> [Goal]: Tally the lines in the data that follows that include the word "JSON", and report nothing but the total.

Stored data entries

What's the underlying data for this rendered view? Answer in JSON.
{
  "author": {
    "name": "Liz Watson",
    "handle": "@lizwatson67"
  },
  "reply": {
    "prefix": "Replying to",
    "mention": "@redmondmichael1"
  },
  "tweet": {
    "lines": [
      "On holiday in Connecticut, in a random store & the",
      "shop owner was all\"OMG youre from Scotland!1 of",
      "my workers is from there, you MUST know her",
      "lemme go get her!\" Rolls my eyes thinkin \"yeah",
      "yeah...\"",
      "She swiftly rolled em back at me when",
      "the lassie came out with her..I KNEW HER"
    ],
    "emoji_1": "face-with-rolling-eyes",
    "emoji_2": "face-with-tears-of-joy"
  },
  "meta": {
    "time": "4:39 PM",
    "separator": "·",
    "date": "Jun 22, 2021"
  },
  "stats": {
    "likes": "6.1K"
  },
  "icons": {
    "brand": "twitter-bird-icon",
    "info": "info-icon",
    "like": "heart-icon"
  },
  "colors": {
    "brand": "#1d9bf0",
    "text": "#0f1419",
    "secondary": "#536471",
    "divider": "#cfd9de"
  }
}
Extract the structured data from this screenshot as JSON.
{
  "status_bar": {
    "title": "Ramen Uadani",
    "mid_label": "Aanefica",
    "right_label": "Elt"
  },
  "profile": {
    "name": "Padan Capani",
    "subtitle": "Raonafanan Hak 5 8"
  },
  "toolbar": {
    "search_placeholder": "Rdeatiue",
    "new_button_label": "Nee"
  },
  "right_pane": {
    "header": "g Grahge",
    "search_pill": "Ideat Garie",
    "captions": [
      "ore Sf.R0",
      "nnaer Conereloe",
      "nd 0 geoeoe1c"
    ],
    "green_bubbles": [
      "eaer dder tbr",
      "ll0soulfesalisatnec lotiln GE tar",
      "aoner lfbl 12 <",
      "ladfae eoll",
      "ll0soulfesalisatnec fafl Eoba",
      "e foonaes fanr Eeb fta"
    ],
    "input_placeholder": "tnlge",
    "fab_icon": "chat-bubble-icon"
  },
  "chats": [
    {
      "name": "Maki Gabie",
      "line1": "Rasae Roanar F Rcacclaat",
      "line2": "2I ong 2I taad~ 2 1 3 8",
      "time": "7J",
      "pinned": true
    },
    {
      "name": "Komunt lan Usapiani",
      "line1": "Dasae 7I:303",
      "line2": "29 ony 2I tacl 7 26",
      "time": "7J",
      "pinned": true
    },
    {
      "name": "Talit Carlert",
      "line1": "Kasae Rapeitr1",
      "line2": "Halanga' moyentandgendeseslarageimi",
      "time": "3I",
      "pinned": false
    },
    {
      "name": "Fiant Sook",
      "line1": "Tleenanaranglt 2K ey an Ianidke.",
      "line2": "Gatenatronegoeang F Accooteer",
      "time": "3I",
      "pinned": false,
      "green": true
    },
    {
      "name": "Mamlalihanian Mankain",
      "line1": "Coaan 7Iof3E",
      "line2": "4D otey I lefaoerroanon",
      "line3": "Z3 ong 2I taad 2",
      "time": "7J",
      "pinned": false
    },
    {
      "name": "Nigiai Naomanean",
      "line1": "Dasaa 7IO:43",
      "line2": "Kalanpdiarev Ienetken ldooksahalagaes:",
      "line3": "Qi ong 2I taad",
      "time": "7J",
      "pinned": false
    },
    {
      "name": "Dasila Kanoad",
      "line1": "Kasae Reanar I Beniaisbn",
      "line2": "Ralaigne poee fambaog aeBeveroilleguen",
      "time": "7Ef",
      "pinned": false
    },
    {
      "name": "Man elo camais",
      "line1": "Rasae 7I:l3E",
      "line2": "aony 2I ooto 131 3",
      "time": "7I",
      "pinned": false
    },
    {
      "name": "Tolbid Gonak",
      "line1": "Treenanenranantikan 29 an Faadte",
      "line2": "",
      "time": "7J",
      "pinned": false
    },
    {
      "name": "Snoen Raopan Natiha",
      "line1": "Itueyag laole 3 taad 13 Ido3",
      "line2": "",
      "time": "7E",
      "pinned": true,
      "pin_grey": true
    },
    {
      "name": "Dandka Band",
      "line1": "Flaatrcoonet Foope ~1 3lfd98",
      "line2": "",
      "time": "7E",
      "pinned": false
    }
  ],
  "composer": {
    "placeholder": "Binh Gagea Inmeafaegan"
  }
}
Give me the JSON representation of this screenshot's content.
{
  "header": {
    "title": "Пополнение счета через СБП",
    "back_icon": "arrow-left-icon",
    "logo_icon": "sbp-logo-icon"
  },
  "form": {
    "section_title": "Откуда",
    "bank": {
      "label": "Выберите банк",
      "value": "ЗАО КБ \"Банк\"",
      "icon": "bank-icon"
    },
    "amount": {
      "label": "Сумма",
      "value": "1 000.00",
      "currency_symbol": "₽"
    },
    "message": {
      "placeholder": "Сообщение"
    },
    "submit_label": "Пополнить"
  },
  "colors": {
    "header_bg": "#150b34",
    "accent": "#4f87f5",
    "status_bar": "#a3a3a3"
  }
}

> [Complete output]: 3